**WHAT IS REQUIRED:** Select from the data all lines with the word "this".

**AVAILABLE DATA:**
»»

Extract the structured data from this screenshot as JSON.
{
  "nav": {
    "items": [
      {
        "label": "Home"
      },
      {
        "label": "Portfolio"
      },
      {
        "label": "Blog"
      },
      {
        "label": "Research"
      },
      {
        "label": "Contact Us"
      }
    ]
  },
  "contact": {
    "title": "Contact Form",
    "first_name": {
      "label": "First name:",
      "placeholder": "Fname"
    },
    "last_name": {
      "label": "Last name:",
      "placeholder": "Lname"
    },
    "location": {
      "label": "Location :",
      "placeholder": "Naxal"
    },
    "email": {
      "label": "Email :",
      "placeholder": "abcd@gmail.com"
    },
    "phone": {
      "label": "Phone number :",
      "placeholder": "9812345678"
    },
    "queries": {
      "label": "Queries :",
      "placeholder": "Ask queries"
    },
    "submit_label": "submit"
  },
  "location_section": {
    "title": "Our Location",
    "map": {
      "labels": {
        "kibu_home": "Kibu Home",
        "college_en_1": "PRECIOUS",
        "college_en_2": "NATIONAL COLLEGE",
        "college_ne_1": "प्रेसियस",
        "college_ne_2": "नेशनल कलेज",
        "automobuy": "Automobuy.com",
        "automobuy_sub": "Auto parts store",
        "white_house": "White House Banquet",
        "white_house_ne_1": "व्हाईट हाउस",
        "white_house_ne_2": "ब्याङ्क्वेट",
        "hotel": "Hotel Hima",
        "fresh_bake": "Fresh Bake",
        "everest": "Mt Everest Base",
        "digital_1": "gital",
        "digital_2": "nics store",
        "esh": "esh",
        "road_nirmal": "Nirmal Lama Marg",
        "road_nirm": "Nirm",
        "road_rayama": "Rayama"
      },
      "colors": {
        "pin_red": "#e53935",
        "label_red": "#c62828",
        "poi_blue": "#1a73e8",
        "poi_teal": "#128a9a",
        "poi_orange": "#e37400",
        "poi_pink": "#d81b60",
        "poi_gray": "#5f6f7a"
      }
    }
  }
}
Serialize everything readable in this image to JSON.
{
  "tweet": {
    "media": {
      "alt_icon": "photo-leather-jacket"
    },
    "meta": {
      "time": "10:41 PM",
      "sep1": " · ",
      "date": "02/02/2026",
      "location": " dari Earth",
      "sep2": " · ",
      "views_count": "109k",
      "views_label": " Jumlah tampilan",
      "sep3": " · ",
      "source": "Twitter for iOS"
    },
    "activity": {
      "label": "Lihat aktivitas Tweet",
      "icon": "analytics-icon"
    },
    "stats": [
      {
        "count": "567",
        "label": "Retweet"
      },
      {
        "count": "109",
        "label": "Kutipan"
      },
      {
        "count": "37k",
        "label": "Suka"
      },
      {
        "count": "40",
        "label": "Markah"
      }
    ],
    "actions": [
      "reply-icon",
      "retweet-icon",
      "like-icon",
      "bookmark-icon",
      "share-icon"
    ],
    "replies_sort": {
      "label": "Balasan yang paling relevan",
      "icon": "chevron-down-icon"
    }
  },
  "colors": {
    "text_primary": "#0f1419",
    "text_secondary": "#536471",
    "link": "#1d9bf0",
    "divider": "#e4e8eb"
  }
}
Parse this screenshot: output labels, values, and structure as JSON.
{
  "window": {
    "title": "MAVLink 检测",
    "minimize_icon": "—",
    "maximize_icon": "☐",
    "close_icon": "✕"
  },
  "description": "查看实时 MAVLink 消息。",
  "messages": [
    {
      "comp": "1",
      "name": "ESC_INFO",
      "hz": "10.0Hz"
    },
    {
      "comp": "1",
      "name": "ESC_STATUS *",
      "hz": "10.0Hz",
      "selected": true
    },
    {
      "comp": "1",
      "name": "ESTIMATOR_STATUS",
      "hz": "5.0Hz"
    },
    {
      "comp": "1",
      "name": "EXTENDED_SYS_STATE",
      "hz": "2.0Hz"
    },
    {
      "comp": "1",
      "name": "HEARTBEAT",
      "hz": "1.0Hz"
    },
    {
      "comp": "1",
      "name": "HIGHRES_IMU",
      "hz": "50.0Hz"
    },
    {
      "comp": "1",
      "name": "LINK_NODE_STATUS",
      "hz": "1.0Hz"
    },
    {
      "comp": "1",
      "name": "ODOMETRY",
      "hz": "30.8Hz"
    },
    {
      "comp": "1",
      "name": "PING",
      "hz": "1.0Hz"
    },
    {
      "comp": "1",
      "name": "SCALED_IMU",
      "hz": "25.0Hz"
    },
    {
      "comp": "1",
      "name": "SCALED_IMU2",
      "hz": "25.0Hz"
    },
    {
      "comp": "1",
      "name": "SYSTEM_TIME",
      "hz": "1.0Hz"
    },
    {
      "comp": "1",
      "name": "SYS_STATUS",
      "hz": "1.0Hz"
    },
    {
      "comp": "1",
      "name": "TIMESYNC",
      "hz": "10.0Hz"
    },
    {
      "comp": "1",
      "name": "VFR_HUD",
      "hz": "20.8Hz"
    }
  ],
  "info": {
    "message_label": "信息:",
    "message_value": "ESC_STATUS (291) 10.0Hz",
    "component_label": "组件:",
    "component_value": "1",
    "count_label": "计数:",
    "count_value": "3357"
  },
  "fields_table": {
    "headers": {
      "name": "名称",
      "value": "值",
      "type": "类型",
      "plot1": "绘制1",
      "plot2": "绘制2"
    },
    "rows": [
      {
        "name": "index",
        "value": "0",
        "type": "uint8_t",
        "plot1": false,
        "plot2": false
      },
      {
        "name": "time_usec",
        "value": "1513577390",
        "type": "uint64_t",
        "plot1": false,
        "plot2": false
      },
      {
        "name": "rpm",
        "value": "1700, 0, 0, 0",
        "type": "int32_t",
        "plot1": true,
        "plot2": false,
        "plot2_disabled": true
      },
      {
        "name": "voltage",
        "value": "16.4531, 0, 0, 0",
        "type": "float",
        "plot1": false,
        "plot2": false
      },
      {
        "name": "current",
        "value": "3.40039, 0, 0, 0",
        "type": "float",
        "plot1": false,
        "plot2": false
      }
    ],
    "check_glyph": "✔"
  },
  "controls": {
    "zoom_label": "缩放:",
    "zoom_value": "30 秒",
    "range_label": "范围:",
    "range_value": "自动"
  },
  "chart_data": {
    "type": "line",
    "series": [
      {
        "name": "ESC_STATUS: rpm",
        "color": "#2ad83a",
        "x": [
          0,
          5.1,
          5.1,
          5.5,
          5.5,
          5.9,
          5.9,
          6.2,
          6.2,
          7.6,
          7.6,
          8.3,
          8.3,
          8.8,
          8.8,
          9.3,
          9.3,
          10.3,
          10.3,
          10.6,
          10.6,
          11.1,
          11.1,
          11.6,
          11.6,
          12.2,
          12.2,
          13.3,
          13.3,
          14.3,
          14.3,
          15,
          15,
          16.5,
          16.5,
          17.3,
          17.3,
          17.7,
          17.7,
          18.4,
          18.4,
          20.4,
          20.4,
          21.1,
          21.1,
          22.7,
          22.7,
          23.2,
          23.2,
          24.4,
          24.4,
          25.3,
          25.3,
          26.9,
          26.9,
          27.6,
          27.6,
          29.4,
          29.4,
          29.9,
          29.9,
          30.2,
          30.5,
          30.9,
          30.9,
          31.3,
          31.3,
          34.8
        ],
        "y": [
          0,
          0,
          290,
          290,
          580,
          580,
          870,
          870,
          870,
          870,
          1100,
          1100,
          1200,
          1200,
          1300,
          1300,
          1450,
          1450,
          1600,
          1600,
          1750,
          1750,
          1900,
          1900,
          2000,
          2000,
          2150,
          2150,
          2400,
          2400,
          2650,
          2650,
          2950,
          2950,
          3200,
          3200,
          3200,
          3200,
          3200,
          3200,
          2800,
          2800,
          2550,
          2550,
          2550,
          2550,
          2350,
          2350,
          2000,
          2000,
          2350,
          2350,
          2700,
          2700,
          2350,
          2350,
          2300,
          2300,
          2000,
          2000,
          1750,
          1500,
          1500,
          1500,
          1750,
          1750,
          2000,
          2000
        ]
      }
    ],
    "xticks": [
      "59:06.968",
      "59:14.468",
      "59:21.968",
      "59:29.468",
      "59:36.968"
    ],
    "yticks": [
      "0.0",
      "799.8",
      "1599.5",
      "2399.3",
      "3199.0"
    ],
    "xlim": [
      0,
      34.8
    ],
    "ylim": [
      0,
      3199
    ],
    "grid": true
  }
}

««

**WRITTEN ANSWER:**
Extract the structured data from this screenshot as JSON.
Serialize everything readable in this image to JSON.
Parse this screenshot: output labels, values, and structure as JSON.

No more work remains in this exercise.